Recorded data
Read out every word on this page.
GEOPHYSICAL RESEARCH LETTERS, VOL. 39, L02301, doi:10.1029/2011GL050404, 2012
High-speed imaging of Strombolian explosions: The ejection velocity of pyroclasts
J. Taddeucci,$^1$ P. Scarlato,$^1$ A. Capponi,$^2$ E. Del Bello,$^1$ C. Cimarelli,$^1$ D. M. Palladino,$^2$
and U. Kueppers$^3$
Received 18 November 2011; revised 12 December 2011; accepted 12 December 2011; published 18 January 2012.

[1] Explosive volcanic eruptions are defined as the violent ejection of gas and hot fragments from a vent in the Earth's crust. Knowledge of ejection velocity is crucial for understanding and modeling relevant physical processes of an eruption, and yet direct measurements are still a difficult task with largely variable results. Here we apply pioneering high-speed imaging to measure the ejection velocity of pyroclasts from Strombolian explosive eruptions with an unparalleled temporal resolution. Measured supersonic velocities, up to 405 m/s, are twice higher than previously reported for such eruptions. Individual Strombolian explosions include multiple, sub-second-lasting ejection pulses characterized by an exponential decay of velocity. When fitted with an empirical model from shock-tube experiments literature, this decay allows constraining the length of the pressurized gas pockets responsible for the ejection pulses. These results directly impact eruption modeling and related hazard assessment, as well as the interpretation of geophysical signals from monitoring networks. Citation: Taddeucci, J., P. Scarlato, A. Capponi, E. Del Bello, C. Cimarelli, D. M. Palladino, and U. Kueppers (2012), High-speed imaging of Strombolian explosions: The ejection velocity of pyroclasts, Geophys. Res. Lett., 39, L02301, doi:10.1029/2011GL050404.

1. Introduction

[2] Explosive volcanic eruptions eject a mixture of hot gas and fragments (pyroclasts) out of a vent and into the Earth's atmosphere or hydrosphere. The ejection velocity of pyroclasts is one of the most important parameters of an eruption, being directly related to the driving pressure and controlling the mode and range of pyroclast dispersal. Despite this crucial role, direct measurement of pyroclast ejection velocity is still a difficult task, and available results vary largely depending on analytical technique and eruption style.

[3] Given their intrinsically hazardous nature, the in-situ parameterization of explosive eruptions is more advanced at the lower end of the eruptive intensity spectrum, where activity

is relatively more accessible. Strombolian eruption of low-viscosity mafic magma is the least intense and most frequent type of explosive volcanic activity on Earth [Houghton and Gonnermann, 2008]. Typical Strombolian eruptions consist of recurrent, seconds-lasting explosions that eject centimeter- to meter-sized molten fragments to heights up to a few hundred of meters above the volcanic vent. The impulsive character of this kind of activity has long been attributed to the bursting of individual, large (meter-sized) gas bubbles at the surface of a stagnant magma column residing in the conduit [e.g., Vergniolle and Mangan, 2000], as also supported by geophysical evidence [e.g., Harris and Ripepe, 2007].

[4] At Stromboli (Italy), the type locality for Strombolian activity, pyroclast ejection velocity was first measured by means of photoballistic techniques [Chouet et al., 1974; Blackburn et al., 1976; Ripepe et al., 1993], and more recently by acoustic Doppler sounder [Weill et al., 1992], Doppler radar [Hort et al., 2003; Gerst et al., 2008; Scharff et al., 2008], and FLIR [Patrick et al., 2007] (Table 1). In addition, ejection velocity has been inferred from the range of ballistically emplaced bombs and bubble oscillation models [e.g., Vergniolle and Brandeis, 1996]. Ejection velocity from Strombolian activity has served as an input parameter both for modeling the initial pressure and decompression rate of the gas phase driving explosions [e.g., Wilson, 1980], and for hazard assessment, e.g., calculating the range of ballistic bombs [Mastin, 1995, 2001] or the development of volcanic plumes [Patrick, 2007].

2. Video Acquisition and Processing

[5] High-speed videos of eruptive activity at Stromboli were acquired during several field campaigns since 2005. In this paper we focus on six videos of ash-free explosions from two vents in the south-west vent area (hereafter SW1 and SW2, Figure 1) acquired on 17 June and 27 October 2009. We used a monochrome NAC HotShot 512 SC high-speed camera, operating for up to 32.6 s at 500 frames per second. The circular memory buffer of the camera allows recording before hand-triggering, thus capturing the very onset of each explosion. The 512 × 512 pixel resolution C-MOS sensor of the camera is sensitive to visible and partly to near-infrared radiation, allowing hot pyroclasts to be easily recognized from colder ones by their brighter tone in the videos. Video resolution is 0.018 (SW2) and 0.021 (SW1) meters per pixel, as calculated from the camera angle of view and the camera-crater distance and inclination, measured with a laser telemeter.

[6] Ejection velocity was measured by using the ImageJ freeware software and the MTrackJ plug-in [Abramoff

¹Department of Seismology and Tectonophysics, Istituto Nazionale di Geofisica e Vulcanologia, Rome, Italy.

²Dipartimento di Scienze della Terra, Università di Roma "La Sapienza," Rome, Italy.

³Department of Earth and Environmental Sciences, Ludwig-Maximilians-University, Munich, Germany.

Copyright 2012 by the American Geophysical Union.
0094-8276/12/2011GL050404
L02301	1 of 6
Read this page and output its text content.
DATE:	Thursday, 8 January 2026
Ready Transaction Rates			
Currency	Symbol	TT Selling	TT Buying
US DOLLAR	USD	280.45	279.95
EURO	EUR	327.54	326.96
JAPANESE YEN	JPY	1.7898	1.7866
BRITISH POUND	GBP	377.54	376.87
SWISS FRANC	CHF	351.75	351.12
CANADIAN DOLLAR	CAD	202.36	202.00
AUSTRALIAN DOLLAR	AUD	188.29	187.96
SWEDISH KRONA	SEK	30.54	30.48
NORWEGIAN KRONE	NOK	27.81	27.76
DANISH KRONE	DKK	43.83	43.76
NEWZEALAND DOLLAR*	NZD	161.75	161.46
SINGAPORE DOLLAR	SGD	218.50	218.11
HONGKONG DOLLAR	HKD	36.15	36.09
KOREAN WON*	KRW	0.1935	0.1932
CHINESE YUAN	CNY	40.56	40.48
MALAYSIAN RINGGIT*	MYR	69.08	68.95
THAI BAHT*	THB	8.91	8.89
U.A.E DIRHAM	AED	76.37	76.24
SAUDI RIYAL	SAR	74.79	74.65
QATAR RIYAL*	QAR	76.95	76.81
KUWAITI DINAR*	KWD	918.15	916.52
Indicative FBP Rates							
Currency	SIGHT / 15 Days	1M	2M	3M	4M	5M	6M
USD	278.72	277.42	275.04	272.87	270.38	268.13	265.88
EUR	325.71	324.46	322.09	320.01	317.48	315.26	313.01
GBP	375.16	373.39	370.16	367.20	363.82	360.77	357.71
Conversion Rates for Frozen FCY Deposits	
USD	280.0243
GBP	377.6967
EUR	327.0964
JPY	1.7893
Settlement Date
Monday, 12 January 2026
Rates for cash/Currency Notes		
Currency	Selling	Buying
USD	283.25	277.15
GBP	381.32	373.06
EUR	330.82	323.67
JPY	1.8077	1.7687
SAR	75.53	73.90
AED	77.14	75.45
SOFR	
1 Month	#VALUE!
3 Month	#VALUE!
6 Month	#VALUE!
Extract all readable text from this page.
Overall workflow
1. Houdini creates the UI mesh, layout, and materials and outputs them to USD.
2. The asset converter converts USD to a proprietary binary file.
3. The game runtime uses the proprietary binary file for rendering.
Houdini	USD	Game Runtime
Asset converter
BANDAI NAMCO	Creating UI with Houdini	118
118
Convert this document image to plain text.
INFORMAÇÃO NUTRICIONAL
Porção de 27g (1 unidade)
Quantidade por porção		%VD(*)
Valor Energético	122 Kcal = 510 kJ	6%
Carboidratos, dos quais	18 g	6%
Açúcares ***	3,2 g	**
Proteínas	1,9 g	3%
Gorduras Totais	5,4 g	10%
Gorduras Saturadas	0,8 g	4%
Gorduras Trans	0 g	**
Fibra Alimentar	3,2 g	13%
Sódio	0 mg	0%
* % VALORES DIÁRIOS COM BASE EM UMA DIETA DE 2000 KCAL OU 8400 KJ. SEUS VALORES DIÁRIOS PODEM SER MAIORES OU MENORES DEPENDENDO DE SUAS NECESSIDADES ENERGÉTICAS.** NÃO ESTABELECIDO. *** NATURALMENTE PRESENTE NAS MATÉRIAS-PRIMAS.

§ WRITTEN REQUEST: Filter the records down to the lines that contain the string "Selling", and copy those lines.

§ SOLVED EXERCISE:
Currency	Symbol	TT Selling	TT Buying
Currency	Selling	Buying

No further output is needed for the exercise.